SET TASK:
Transcribe each line of the records below exactly, excluding any embedded images.

----- GIVEN DATA

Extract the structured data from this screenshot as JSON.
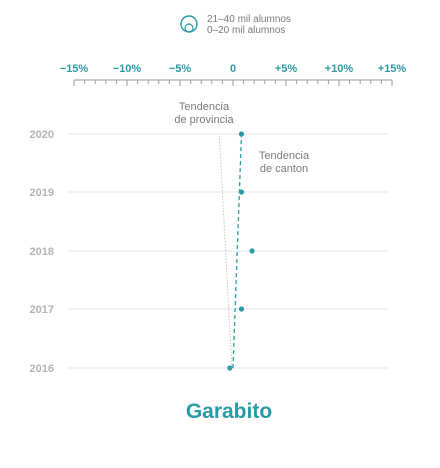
{
  "chart_data": {
    "type": "scatter",
    "title": "Garabito",
    "x_axis": {
      "range": [
        -15,
        15
      ],
      "ticks": [
        -15,
        -10,
        -5,
        0,
        5,
        10,
        15
      ],
      "tick_labels": [
        "−15%",
        "−10%",
        "−5%",
        "0",
        "+5%",
        "+10%",
        "+15%"
      ],
      "minor_step": 1
    },
    "years": [
      "2020",
      "2019",
      "2018",
      "2017",
      "2016"
    ],
    "legend": {
      "items": [
        {
          "label": "21–40 mil alumnos"
        },
        {
          "label": "0–20 mil alumnos"
        }
      ]
    },
    "series": [
      {
        "points": [
          {
            "year": "2020",
            "x": 0.8
          },
          {
            "year": "2019",
            "x": 0.8
          },
          {
            "year": "2018",
            "x": 1.8
          },
          {
            "year": "2017",
            "x": 0.8
          },
          {
            "year": "2016",
            "x": -0.3
          }
        ]
      }
    ],
    "trend_lines": [
      {
        "label_lines": [
          "Tendencia",
          "de canton"
        ],
        "from": {
          "year": "2016",
          "x": 0.0
        },
        "to": {
          "year": "2020",
          "x": 0.8
        }
      },
      {
        "label_lines": [
          "Tendencia",
          "de provincia"
        ],
        "from": {
          "year": "2016",
          "x": -0.1
        },
        "to": {
          "year": "2020",
          "x": -1.3
        }
      }
    ],
    "grid": true,
    "colors": {
      "accent": "#2a9ba5",
      "muted": "#b3b3b3",
      "grid": "#e6e6e6"
    }
  }
}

----------

THE RESPONSE:
Extract the structured data from this screenshot as JSON.
{
  "chart_data": {
    "type": "scatter",
    "title": "Garabito",
    "x_axis": {
      "range": [
        -15,
        15
      ],
      "ticks": [
        -15,
        -10,
        -5,
        0,
        5,
        10,
        15
      ],
      "tick_labels": [
        "−15%",
        "−10%",
        "−5%",
        "0",
        "+5%",
        "+10%",
        "+15%"
      ],
      "minor_step": 1
    },
    "years": [
      "2020",
      "2019",
      "2018",
      "2017",
      "2016"
    ],
    "legend": {
      "items": [
        {
          "label": "21–40 mil alumnos"
        },
        {
          "label": "0–20 mil alumnos"
        }
      ]
    },
    "series": [
      {
        "points": [
          {
            "year": "2020",
            "x": 0.8
          },
          {
            "year": "2019",
            "x": 0.8
          },
          {
            "year": "2018",
            "x": 1.8
          },
          {
            "year": "2017",
            "x": 0.8
          },
          {
            "year": "2016",
            "x": -0.3
          }
        ]
      }
    ],
    "trend_lines": [
      {
        "label_lines": [
          "Tendencia",
          "de canton"
        ],
        "from": {
          "year": "2016",
          "x": 0.0
        },
        "to": {
          "year": "2020",
          "x": 0.8
        }
      },
      {
        "label_lines": [
          "Tendencia",
          "de provincia"
        ],
        "from": {
          "year": "2016",
          "x": -0.1
        },
        "to": {
          "year": "2020",
          "x": -1.3
        }
      }
    ],
    "grid": true,
    "colors": {
      "accent": "#2a9ba5",
      "muted": "#b3b3b3",
      "grid": "#e6e6e6"
    }
  }
}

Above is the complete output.